▸ What is being asked:
Which lines in the records below contain the word "Extract"? Copy each one out.

═════ Dataset content ═════

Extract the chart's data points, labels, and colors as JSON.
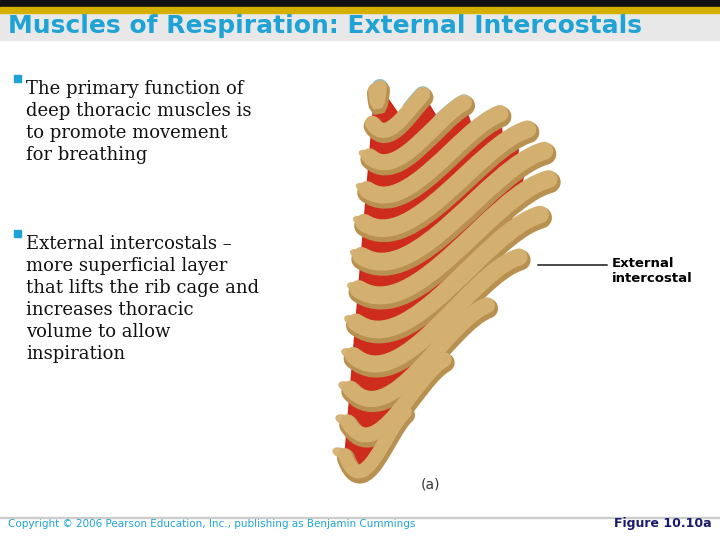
{
  "title": "Muscles of Respiration: External Intercostals",
  "title_color": "#1FA3D4",
  "header_line1_color": "#111111",
  "header_line2_color": "#D4B000",
  "bullet1_lines": [
    "The primary function of",
    "deep thoracic muscles is",
    "to promote movement",
    "for breathing"
  ],
  "bullet2_lines": [
    "External intercostals –",
    "more superficial layer",
    "that lifts the rib cage and",
    "increases thoracic",
    "volume to allow",
    "inspiration"
  ],
  "label_text": "External\nintercostal",
  "label_color": "#000000",
  "fig_label": "(a)",
  "fig_label_color": "#333333",
  "copyright_text": "Copyright © 2006 Pearson Education, Inc., publishing as Benjamin Cummings",
  "figure_ref": "Figure 10.10a",
  "footer_color": "#1FA3D4",
  "footer_ref_color": "#1a1a6e",
  "bullet_color": "#1FA3D4",
  "text_color": "#111111",
  "bg_color": "#FFFFFF",
  "rib_bone_color": "#D4B070",
  "rib_muscle_color": "#CC2010",
  "rib_cartilage_color": "#80B8C0",
  "rib_shadow_color": "#B89050",
  "title_header_bg": "#F0F0F0"
}
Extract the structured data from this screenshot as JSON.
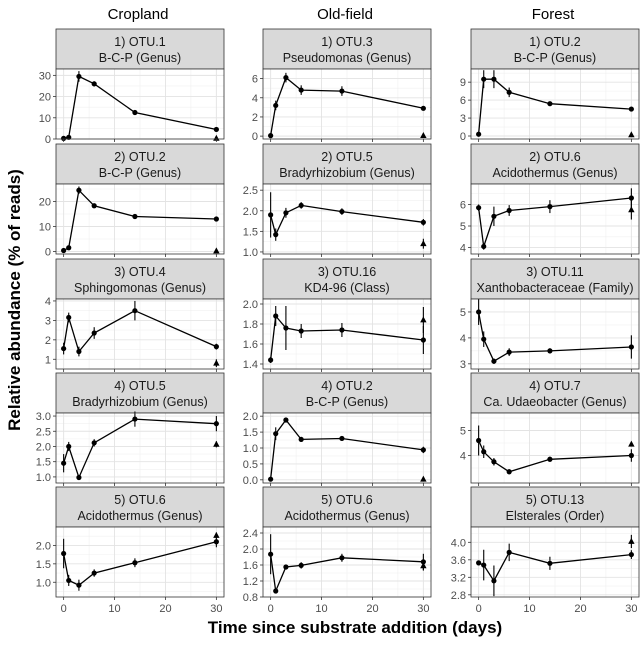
{
  "figure": {
    "ylabel": "Relative abundance (% of reads)",
    "xlabel": "Time since substrate addition (days)",
    "columns": [
      "Cropland",
      "Old-field",
      "Forest"
    ]
  },
  "chart_data": [
    {
      "type": "line",
      "column": "Cropland",
      "row": 1,
      "title_line1": "1)   OTU.1",
      "title_line2": "B-C-P (Genus)",
      "ylim": [
        0,
        33
      ],
      "yticks": [
        0,
        10,
        20,
        30
      ],
      "xlim": [
        -1.5,
        31.5
      ],
      "xticks": [
        0,
        10,
        20,
        30
      ],
      "series": [
        {
          "x": [
            0,
            1,
            3,
            6,
            14,
            30
          ],
          "y": [
            0.3,
            0.8,
            29.5,
            26,
            12.5,
            4.5
          ],
          "err": [
            0,
            0.4,
            2.5,
            1.2,
            0.8,
            0.6
          ]
        }
      ],
      "extra": {
        "x": 30,
        "y": 0.3,
        "marker": "triangle"
      }
    },
    {
      "type": "line",
      "column": "Old-field",
      "row": 1,
      "title_line1": "1)   OTU.3",
      "title_line2": "Pseudomonas (Genus)",
      "ylim": [
        -0.3,
        7.0
      ],
      "yticks": [
        0,
        2,
        4,
        6
      ],
      "xlim": [
        -1.5,
        31.5
      ],
      "xticks": [
        0,
        10,
        20,
        30
      ],
      "series": [
        {
          "x": [
            0,
            1,
            3,
            6,
            14,
            30
          ],
          "y": [
            0.05,
            3.2,
            6.1,
            4.8,
            4.7,
            2.9
          ],
          "err": [
            0,
            0.5,
            0.5,
            0.5,
            0.5,
            0.2
          ]
        }
      ],
      "extra": {
        "x": 30,
        "y": 0.05,
        "marker": "triangle"
      }
    },
    {
      "type": "line",
      "column": "Forest",
      "row": 1,
      "title_line1": "1)   OTU.2",
      "title_line2": "B-C-P (Genus)",
      "ylim": [
        -0.5,
        11.2
      ],
      "yticks": [
        0,
        3,
        6,
        9
      ],
      "xlim": [
        -1.5,
        31.5
      ],
      "xticks": [
        0,
        10,
        20,
        30
      ],
      "series": [
        {
          "x": [
            0,
            1,
            3,
            6,
            14,
            30
          ],
          "y": [
            0.3,
            9.5,
            9.5,
            7.3,
            5.4,
            4.5
          ],
          "err": [
            0,
            1.5,
            1.5,
            0.8,
            0.3,
            0.3
          ]
        }
      ],
      "extra": {
        "x": 30,
        "y": 0.2,
        "marker": "triangle"
      }
    },
    {
      "type": "line",
      "column": "Cropland",
      "row": 2,
      "title_line1": "2)   OTU.2",
      "title_line2": "B-C-P (Genus)",
      "ylim": [
        -1,
        27
      ],
      "yticks": [
        0,
        10,
        20
      ],
      "xlim": [
        -1.5,
        31.5
      ],
      "xticks": [
        0,
        10,
        20,
        30
      ],
      "series": [
        {
          "x": [
            0,
            1,
            3,
            6,
            14,
            30
          ],
          "y": [
            0.4,
            1.5,
            24.5,
            18.3,
            14.0,
            13.0
          ],
          "err": [
            0,
            0.5,
            1.5,
            0.8,
            0.5,
            0.5
          ]
        }
      ],
      "extra": {
        "x": 30,
        "y": 0.2,
        "marker": "triangle"
      }
    },
    {
      "type": "line",
      "column": "Old-field",
      "row": 2,
      "title_line1": "2)   OTU.5",
      "title_line2": "Bradyrhizobium (Genus)",
      "ylim": [
        0.95,
        2.65
      ],
      "yticks": [
        1.0,
        1.5,
        2.0,
        2.5
      ],
      "xlim": [
        -1.5,
        31.5
      ],
      "xticks": [
        0,
        10,
        20,
        30
      ],
      "series": [
        {
          "x": [
            0,
            1,
            3,
            6,
            14,
            30
          ],
          "y": [
            1.9,
            1.42,
            1.95,
            2.13,
            1.98,
            1.72
          ],
          "err": [
            0.55,
            0.15,
            0.12,
            0.08,
            0.08,
            0.08
          ]
        }
      ],
      "extra": {
        "x": 30,
        "y": 1.2,
        "marker": "triangle",
        "err": 0.12
      }
    },
    {
      "type": "line",
      "column": "Forest",
      "row": 2,
      "title_line1": "2)   OTU.6",
      "title_line2": "Acidothermus (Genus)",
      "ylim": [
        3.7,
        6.95
      ],
      "yticks": [
        4,
        5,
        6
      ],
      "xlim": [
        -1.5,
        31.5
      ],
      "xticks": [
        0,
        10,
        20,
        30
      ],
      "series": [
        {
          "x": [
            0,
            1,
            3,
            6,
            14,
            30
          ],
          "y": [
            5.85,
            4.05,
            5.45,
            5.72,
            5.9,
            6.3
          ],
          "err": [
            0.15,
            0.15,
            0.45,
            0.25,
            0.3,
            0.45
          ]
        }
      ],
      "extra": {
        "x": 30,
        "y": 5.75,
        "marker": "triangle",
        "err": 0.45
      }
    },
    {
      "type": "line",
      "column": "Cropland",
      "row": 3,
      "title_line1": "3)   OTU.4",
      "title_line2": "Sphingomonas (Genus)",
      "ylim": [
        0.5,
        4.1
      ],
      "yticks": [
        1,
        2,
        3,
        4
      ],
      "xlim": [
        -1.5,
        31.5
      ],
      "xticks": [
        0,
        10,
        20,
        30
      ],
      "series": [
        {
          "x": [
            0,
            1,
            3,
            6,
            14,
            30
          ],
          "y": [
            1.55,
            3.15,
            1.4,
            2.35,
            3.5,
            1.65
          ],
          "err": [
            0.3,
            0.25,
            0.25,
            0.3,
            0.5,
            0.15
          ]
        }
      ],
      "extra": {
        "x": 30,
        "y": 0.8,
        "marker": "triangle",
        "err": 0.2
      }
    },
    {
      "type": "line",
      "column": "Old-field",
      "row": 3,
      "title_line1": "3)   OTU.16",
      "title_line2": "KD4-96 (Class)",
      "ylim": [
        1.35,
        2.05
      ],
      "yticks": [
        1.4,
        1.6,
        1.8,
        2.0
      ],
      "xlim": [
        -1.5,
        31.5
      ],
      "xticks": [
        0,
        10,
        20,
        30
      ],
      "series": [
        {
          "x": [
            0,
            1,
            3,
            6,
            14,
            30
          ],
          "y": [
            1.44,
            1.88,
            1.76,
            1.73,
            1.74,
            1.64
          ],
          "err": [
            0.03,
            0.1,
            0.22,
            0.07,
            0.07,
            0.14
          ]
        }
      ],
      "extra": {
        "x": 30,
        "y": 1.84,
        "marker": "triangle",
        "err": 0.13
      }
    },
    {
      "type": "line",
      "column": "Forest",
      "row": 3,
      "title_line1": "3)   OTU.11",
      "title_line2": "Xanthobacteraceae (Family)",
      "ylim": [
        2.8,
        5.5
      ],
      "yticks": [
        3,
        4,
        5
      ],
      "xlim": [
        -1.5,
        31.5
      ],
      "xticks": [
        0,
        10,
        20,
        30
      ],
      "series": [
        {
          "x": [
            0,
            1,
            3,
            6,
            14,
            30
          ],
          "y": [
            5.0,
            3.95,
            3.1,
            3.45,
            3.5,
            3.65
          ],
          "err": [
            0.5,
            0.3,
            0.1,
            0.15,
            0.1,
            0.45
          ]
        }
      ]
    },
    {
      "type": "line",
      "column": "Cropland",
      "row": 4,
      "title_line1": "4)   OTU.5",
      "title_line2": "Bradyrhizobium (Genus)",
      "ylim": [
        0.8,
        3.1
      ],
      "yticks": [
        1.0,
        1.5,
        2.0,
        2.5,
        3.0
      ],
      "xlim": [
        -1.5,
        31.5
      ],
      "xticks": [
        0,
        10,
        20,
        30
      ],
      "series": [
        {
          "x": [
            0,
            1,
            3,
            6,
            14,
            30
          ],
          "y": [
            1.45,
            2.0,
            0.98,
            2.12,
            2.9,
            2.75
          ],
          "err": [
            0.3,
            0.15,
            0.08,
            0.12,
            0.25,
            0.25
          ]
        }
      ],
      "extra": {
        "x": 30,
        "y": 2.07,
        "marker": "triangle",
        "err": 0.1
      }
    },
    {
      "type": "line",
      "column": "Old-field",
      "row": 4,
      "title_line1": "4)   OTU.2",
      "title_line2": "B-C-P (Genus)",
      "ylim": [
        -0.1,
        2.1
      ],
      "yticks": [
        0.0,
        0.5,
        1.0,
        1.5,
        2.0
      ],
      "xlim": [
        -1.5,
        31.5
      ],
      "xticks": [
        0,
        10,
        20,
        30
      ],
      "series": [
        {
          "x": [
            0,
            1,
            3,
            6,
            14,
            30
          ],
          "y": [
            0.02,
            1.45,
            1.88,
            1.27,
            1.3,
            0.94
          ],
          "err": [
            0,
            0.2,
            0.05,
            0.05,
            0.05,
            0.1
          ]
        }
      ],
      "extra": {
        "x": 30,
        "y": 0.02,
        "marker": "triangle"
      }
    },
    {
      "type": "line",
      "column": "Forest",
      "row": 4,
      "title_line1": "4)   OTU.7",
      "title_line2": "Ca. Udaeobacter (Genus)",
      "ylim": [
        2.9,
        5.7
      ],
      "yticks": [
        4,
        5
      ],
      "xlim": [
        -1.5,
        31.5
      ],
      "xticks": [
        0,
        10,
        20,
        30
      ],
      "series": [
        {
          "x": [
            0,
            1,
            3,
            6,
            14,
            30
          ],
          "y": [
            4.6,
            4.15,
            3.75,
            3.35,
            3.85,
            4.0
          ],
          "err": [
            0.6,
            0.25,
            0.15,
            0.1,
            0.1,
            0.25
          ]
        }
      ],
      "extra": {
        "x": 30,
        "y": 4.45,
        "marker": "triangle"
      }
    },
    {
      "type": "line",
      "column": "Cropland",
      "row": 5,
      "title_line1": "5)   OTU.6",
      "title_line2": "Acidothermus (Genus)",
      "ylim": [
        0.6,
        2.5
      ],
      "yticks": [
        1.0,
        1.5,
        2.0
      ],
      "xlim": [
        -1.5,
        31.5
      ],
      "xticks": [
        0,
        10,
        20,
        30
      ],
      "series": [
        {
          "x": [
            0,
            1,
            3,
            6,
            14,
            30
          ],
          "y": [
            1.78,
            1.05,
            0.92,
            1.25,
            1.53,
            2.1
          ],
          "err": [
            0.4,
            0.15,
            0.15,
            0.1,
            0.12,
            0.15
          ]
        }
      ],
      "extra": {
        "x": 30,
        "y": 2.27,
        "marker": "triangle",
        "err": 0.08
      }
    },
    {
      "type": "line",
      "column": "Old-field",
      "row": 5,
      "title_line1": "5)   OTU.6",
      "title_line2": "Acidothermus (Genus)",
      "ylim": [
        0.8,
        2.55
      ],
      "yticks": [
        0.8,
        1.2,
        1.6,
        2.0,
        2.4
      ],
      "xlim": [
        -1.5,
        31.5
      ],
      "xticks": [
        0,
        10,
        20,
        30
      ],
      "series": [
        {
          "x": [
            0,
            1,
            3,
            6,
            14,
            30
          ],
          "y": [
            1.87,
            0.95,
            1.55,
            1.59,
            1.78,
            1.68
          ],
          "err": [
            0.5,
            0.05,
            0.05,
            0.08,
            0.1,
            0.2
          ]
        }
      ],
      "extra": {
        "x": 30,
        "y": 1.58,
        "marker": "triangle",
        "err": 0.12
      }
    },
    {
      "type": "line",
      "column": "Forest",
      "row": 5,
      "title_line1": "5)   OTU.13",
      "title_line2": "Elsterales (Order)",
      "ylim": [
        2.75,
        4.35
      ],
      "yticks": [
        2.8,
        3.2,
        3.6,
        4.0
      ],
      "xlim": [
        -1.5,
        31.5
      ],
      "xticks": [
        0,
        10,
        20,
        30
      ],
      "series": [
        {
          "x": [
            0,
            1,
            3,
            6,
            14,
            30
          ],
          "y": [
            3.53,
            3.48,
            3.12,
            3.77,
            3.52,
            3.72
          ],
          "err": [
            0.05,
            0.35,
            0.35,
            0.2,
            0.15,
            0.1
          ]
        }
      ],
      "extra": {
        "x": 30,
        "y": 4.02,
        "marker": "triangle",
        "err": 0.15
      }
    }
  ]
}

═════

▸ Task response:
Extract the chart's data points, labels, and colors as JSON.
Extract the structured data from this screenshot as JSON.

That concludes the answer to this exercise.